Brano:

========

Wiston L. King: "La meditazione theravada - la trasformazione buddhista dello yoga" , Ubaldini Editore, 1987
La cultura non procede per salti: anche i rivolgimenti culturali più radicali portano con sé espliciti segni del modello cui si contrappongono o di cui rappresentano l'evoluzione. Si pensi al cristianesimo, che nasce come ramo eterodosso dell'ebraismo, ma eredita un pesante bagaglio di tradizione. Si pensi a quanto, nell'avvicendarsi dei periodi storici, le radici di una fase di espansione si possano ravvisare nel precedente periodo "buio". All'origine, il buddhismo si presenta negatore delle caste, dell'anima individuale, della speculazione metafisica, del ritualismo brahmanico. D'altra parte su almeno due punti c'è convergenza tra il messaggio del Buddha e il pensiero upanishadico a lui contemporaneo: la considerazione dell'universo dell'esperienza spazio-temporale come privo di realtà assoluta e in ultima analisi, quindi, insoddisfacente; l'idea che la meditazione rappresenti il metodo elettivo per trascendere l'insoddisfazione.
Il buddhismo, dal conto suo, radicalizzerà il primato accordato all'esperienza e accentuerà il carattere doloroso del samsara. In considerazione di quest'ultimo fatto si verifica un cambiamento nel sistema di valori tradizionale: in pratica, il buddhismo mette tra parentesi i valori riconosciuti dal brahmanesimo (l'aspirazione al benessere materiale e alla gratificazione sensoriale e il dovere sociale: ariba, karma e dharma) per accettare pienamente solo il noksha (liberazione finale), la cui piena realizzazione nel contesto buddhista sarà il nirvana.

========

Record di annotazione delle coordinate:
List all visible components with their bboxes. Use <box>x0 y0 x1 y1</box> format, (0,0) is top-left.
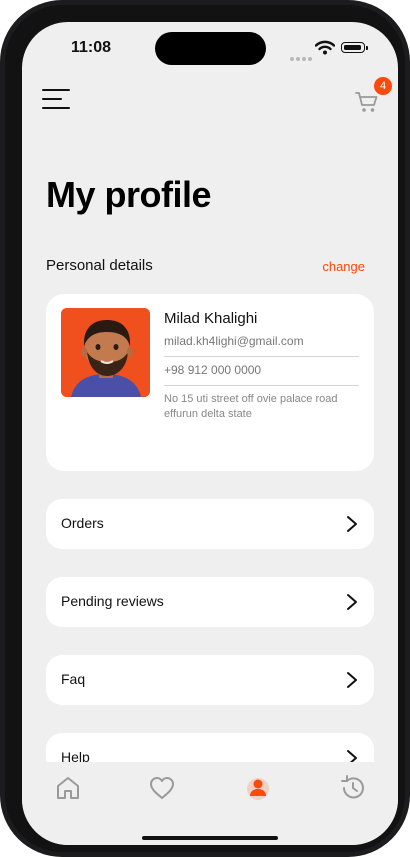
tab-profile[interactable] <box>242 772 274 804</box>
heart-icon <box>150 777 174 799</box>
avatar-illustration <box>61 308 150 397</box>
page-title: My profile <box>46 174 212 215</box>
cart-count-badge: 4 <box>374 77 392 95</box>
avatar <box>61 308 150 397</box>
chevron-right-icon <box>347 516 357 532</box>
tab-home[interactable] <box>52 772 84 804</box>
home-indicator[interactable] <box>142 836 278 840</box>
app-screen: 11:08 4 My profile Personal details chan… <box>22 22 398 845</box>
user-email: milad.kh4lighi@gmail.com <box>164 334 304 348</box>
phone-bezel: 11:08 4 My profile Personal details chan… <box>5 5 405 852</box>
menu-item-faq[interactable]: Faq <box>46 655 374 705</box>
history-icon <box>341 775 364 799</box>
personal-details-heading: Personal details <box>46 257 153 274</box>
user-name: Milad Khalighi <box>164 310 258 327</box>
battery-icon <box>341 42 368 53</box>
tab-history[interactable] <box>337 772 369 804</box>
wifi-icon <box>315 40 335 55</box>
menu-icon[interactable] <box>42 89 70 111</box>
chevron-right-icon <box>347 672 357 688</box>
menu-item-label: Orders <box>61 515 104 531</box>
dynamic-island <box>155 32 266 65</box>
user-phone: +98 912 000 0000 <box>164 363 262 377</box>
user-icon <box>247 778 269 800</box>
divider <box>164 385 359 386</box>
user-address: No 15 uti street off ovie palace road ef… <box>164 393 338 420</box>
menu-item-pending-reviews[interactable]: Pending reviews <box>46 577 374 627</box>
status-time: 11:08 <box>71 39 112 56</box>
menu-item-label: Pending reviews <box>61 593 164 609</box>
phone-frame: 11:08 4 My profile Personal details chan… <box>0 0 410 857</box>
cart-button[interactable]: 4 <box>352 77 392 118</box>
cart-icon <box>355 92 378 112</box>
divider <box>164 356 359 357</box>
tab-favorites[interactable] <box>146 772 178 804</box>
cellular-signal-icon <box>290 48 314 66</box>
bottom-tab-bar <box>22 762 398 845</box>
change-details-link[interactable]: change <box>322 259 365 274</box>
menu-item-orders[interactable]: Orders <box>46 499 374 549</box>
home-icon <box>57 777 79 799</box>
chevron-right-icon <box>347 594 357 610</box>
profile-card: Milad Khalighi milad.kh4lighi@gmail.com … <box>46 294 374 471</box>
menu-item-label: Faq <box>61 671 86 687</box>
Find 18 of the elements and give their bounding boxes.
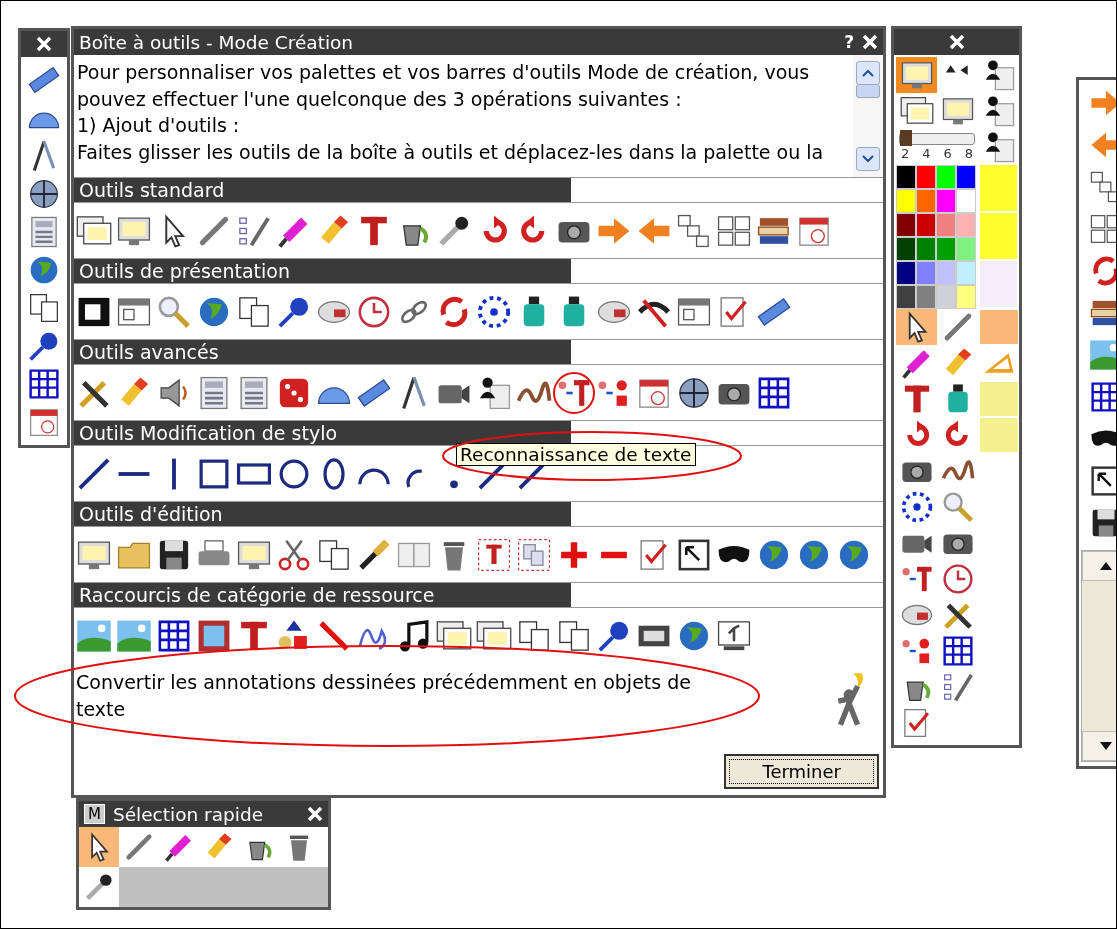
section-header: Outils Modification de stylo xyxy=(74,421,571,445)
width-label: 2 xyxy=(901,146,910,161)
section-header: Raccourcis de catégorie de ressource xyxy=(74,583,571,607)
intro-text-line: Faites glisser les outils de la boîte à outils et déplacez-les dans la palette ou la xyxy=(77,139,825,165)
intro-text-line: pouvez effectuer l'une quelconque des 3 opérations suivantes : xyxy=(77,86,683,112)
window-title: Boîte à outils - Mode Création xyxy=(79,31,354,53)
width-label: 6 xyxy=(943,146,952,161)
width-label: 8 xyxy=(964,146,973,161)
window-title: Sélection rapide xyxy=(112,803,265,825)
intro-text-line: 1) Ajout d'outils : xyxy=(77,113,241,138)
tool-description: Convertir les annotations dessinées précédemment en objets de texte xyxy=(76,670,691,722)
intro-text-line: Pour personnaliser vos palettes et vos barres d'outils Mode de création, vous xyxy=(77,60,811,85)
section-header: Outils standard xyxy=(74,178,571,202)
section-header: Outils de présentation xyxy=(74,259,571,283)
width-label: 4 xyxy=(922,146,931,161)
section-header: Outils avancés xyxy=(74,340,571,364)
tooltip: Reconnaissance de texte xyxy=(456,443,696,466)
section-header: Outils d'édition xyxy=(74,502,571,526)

========

Il quesito:
Puoi trascrivere alla lettera il brano sul buddhismo da "Il buddhismo, dal" a "sarà il nirvana."?

Il risultato:
Il buddhismo, dal conto suo, radicalizzerà il primato accordato all'esperienza e accentuerà il carattere doloroso del samsara. In considerazione di quest'ultimo fatto si verifica un cambiamento nel sistema di valori tradizionale: in pratica, il buddhismo mette tra parentesi i valori riconosciuti dal brahmanesimo (l'aspirazione al benessere materiale e alla gratificazione sensoriale e il dovere sociale: ariba, karma e dharma) per accettare pienamente solo il noksha (liberazione finale), la cui piena realizzazione nel contesto buddhista sarà il nirvana.